■ Questions ■
• 1. In the Spark SQL text, substitute "column labels" for "column headings" and give everything from "The above is" down to "groupByKey() to form." again.
• 2. Resume the Spark SQL text after its last sentence and keep writing it.

Supplied text Start Marker

This line gits the RDD (DataFrame) a table name that can be used in SQL queries within the current session. With this done, we can try our first SQL query!

sqlContext.sql("""select *
                  from log
                  where width < 200
                  order by width desc
                  """).collect.foreach(println)

The above is a pretty straight forward SQL query to return rows with widths less than 200. The show() function prints the output in columns with column headings, which is a bit easier to read.

sqlContext.sql("""select *
                  from log
                  where width < 200
                  order by width desc
                  """).show

And finally, lets see how to get our grouped results that we previously used partitions and groupByKey() to form.

spark> sqlContext.sql("select key, count(*) as freq from log group by key").show
key            freq
1600x1600.webp 2
298x298.jpg    4
500x500.jpg    1
200x200.webp   3
640x640.webp   5
400x400.webp   6
298x298.webp   17
225x225.webp   4
160x160.jpg    3
80x80.webp     3
500x375.jpg    1
80x80.jpg      2
640x640.jpg    2
250x250.webp   8
225x225.jpg    3
960x960.webp   2
200x200.jpg    1
500x500.webp   18
160x160.webp   7
400x400.jpg    7

Pretty nice! Spark SQL also supports joins and other operations (although it is not a 100% complete implementation of SQL).

Conclusions

So how did the above compare to the approach using shell scripts loading up a MySQL database.  The shell script was a few sed commands to reformat the input and perform the same operations as above. The script was much shorter than the above, but much less readable and not parallelized. The output was a MySQL database load script. SQL queries were used to do the grouping. For example, the SQL query to work out how many images use the same width was

SELECT width, count(*)
FROM logdata
GROUP BY width

Pretty easy query, pretty easy to try out new groupings.

So when would I use Spark? Well, even though Spark is not a part of Haddop, it can still read directly from HDFS (Hadoop distributed file system) files. So it can read directly from log files being written to a HDFS cluster. As a result there is no need to extract files from Haddop to a text file, transform the text file using sed scripts to another text file, then load that into MySQL. That is convenient, and processing is easily parallelized. This is particularly convenient with very large data sets.

Supplied text End Marker
Supplied entries Start Marker

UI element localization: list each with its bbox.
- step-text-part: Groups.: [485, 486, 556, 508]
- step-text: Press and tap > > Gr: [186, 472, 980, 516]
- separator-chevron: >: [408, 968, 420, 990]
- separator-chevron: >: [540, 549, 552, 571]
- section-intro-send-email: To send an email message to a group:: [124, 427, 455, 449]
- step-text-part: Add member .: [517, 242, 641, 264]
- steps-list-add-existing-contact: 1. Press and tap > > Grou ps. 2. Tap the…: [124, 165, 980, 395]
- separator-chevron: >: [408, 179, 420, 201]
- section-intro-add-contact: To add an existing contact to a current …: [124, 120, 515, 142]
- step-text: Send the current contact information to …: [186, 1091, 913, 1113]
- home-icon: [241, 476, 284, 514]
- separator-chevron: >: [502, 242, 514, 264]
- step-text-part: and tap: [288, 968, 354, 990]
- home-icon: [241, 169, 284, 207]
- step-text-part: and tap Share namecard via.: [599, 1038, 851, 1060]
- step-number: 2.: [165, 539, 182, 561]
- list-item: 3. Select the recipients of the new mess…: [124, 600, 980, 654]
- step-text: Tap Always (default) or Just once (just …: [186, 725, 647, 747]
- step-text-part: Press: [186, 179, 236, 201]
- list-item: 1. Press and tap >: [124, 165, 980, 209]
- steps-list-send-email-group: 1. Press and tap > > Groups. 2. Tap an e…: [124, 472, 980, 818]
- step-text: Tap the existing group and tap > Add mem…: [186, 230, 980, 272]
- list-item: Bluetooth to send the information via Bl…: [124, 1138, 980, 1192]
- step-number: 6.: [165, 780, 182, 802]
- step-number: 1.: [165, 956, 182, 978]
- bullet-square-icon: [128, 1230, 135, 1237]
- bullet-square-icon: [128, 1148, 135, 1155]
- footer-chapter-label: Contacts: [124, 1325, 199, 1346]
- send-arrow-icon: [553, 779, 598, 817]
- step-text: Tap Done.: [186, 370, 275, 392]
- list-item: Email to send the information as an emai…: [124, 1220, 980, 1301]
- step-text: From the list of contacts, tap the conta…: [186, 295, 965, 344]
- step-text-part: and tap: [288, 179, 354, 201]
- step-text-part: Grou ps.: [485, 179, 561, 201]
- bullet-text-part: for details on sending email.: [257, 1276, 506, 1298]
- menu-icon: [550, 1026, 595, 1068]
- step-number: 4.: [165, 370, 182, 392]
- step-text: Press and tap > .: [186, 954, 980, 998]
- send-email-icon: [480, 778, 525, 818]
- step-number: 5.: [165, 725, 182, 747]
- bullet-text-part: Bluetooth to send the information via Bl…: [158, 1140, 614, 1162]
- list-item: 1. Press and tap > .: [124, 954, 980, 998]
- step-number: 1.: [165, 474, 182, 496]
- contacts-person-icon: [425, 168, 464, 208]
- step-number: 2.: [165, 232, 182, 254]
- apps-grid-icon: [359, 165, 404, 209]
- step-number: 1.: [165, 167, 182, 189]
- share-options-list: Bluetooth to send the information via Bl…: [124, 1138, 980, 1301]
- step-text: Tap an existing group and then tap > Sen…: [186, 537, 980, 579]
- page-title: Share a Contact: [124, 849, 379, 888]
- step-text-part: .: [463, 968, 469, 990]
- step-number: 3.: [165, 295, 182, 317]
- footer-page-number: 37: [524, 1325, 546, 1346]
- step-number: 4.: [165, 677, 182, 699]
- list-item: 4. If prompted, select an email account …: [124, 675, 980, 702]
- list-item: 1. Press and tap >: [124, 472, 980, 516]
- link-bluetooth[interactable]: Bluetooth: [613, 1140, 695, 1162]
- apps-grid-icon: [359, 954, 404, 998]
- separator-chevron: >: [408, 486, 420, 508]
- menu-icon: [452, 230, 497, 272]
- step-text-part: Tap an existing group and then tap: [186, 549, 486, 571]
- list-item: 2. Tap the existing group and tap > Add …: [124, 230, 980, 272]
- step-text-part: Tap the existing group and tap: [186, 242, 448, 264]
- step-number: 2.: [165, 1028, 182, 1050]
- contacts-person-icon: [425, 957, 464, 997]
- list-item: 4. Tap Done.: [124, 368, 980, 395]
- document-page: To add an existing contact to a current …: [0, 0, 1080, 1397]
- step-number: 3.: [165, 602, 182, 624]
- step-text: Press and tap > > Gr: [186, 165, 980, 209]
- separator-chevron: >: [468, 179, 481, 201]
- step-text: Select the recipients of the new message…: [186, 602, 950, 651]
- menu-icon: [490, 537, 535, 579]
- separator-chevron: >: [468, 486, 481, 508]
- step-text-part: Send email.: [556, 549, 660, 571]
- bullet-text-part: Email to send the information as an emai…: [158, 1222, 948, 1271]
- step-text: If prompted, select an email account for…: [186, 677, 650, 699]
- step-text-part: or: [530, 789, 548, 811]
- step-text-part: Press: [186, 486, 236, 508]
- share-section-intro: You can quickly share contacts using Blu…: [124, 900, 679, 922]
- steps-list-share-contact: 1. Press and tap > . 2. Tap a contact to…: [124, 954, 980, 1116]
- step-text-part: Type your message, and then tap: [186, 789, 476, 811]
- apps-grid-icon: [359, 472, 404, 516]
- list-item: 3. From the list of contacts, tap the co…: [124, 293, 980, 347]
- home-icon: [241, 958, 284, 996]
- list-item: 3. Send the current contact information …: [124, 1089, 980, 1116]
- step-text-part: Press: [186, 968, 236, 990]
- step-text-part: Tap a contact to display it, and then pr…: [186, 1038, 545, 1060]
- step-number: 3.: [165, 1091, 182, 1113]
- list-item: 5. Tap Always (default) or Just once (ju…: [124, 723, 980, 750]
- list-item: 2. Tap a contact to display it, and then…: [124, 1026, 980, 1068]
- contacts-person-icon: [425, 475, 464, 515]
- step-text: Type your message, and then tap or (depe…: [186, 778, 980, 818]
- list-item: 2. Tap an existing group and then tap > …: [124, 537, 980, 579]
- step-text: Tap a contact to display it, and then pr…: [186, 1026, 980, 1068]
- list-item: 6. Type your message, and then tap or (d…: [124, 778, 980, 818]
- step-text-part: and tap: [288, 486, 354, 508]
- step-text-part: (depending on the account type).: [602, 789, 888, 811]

Supplied entries End Marker

■ Answer set ■
• 1.
The above is a pretty straight forward SQL query to return rows with widths less than 200. The show() function prints the output in columns with column labels, which is a bit easier to read.

sqlContext.sql("""select *
                  from log
                  where width < 200
                  order by width desc
                  """).show

And finally, lets see how to get our grouped results that we previously used partitions and groupByKey() to form.

• 2.
Going further, it appears Spark can be exposed as a ODBC / JDBC driver, meaning any application that can talk SQL can potentially talk to a Spark RDD.

Do I prefer Spark over Hadoop? The above was pretty easy to do ad-hoc processing to experiment. Spark also has the feel of being a lot more interactive than Hadoop. It is more like performing queries than running batch jobs on Hadoop. It is pretty flexible – it does not force you to turn every problem into a map-reduce job. I find the processing model more natural and intuitive, although I only did a relatively simple task above.

Spark SQL looks particularly interesting in terms of mixing the above extraction code with SQL query processing, hopefully making it easier to write various aggregation queries without having to translate such operations into various partitioning operations by hand. For example, my code above was pretty simple. You could imagine if the actual images were available, maybe a column of data would be produced from an OCR job run over the image. Parallelizing such expensive computations can be a real benefit.

Another whitepaper I saw recently combined Spark with an in memory database. I can see the logic in such a combination. It makes it easy to combine the structured data management discipline of a relational database with the arbitrary processing logic of Spark, parallelized across commodity hardware. The in-memory database makes it easier to ensure the database is not the bottleneck.

All up, interesting technology. Not a solution to every problem, but certainly worth understanding. I quite like it, but its certainly not going to put relational database systems out of a job.